— START ENTRIES SHOWN —

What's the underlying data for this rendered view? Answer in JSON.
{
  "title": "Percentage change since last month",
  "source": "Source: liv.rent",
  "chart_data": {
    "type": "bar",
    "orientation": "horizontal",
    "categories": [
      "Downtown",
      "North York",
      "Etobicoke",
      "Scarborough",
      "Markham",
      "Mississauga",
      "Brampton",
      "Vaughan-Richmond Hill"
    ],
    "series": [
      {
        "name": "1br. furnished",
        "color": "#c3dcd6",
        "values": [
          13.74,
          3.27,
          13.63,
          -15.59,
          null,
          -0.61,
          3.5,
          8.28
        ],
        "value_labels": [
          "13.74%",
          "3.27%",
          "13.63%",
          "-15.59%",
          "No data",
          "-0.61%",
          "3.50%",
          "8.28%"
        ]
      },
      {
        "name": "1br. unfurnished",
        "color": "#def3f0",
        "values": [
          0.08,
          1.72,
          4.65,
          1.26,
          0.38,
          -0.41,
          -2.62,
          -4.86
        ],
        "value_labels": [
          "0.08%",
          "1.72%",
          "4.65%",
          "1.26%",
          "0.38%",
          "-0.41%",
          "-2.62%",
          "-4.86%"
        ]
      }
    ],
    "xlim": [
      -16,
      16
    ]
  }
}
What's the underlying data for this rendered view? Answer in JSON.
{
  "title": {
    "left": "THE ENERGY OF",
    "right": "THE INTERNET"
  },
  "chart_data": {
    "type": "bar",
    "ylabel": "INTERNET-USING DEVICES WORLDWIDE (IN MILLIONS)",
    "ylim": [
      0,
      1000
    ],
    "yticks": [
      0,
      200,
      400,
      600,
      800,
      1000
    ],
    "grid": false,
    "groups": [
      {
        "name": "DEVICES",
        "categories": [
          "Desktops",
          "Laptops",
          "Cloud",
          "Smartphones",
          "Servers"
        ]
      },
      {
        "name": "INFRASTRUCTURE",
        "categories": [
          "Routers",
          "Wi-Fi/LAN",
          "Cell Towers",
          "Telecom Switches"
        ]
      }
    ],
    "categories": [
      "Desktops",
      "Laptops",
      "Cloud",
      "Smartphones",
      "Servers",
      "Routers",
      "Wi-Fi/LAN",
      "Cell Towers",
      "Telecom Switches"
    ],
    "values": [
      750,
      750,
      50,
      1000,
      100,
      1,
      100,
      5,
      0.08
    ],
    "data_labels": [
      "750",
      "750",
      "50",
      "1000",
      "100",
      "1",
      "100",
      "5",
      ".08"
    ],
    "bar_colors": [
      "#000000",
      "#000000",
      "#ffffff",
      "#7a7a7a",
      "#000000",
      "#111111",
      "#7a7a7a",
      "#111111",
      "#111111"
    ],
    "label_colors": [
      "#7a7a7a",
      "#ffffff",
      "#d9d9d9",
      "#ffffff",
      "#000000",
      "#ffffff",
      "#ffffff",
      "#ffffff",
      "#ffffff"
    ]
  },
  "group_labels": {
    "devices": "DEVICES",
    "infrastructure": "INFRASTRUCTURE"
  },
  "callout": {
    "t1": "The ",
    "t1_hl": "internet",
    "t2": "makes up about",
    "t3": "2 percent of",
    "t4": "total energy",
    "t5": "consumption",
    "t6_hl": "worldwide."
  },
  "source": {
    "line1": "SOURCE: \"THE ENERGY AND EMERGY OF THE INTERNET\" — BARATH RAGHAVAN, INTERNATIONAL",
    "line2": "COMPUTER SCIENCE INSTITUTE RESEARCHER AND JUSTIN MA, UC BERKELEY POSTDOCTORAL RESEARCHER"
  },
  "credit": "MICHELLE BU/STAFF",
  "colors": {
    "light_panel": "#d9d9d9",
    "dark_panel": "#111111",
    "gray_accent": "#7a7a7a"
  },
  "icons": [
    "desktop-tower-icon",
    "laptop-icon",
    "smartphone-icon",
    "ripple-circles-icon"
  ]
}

— END ENTRIES SHOWN —

_SET EXERCISE_
Scan the material above. Copy each line where "name" occurs.

_SOLUTION FOR THIS PROBLEM_
        "name": "1br. furnished",
        "name": "1br. unfurnished",
        "name": "DEVICES",
        "name": "INFRASTRUCTURE",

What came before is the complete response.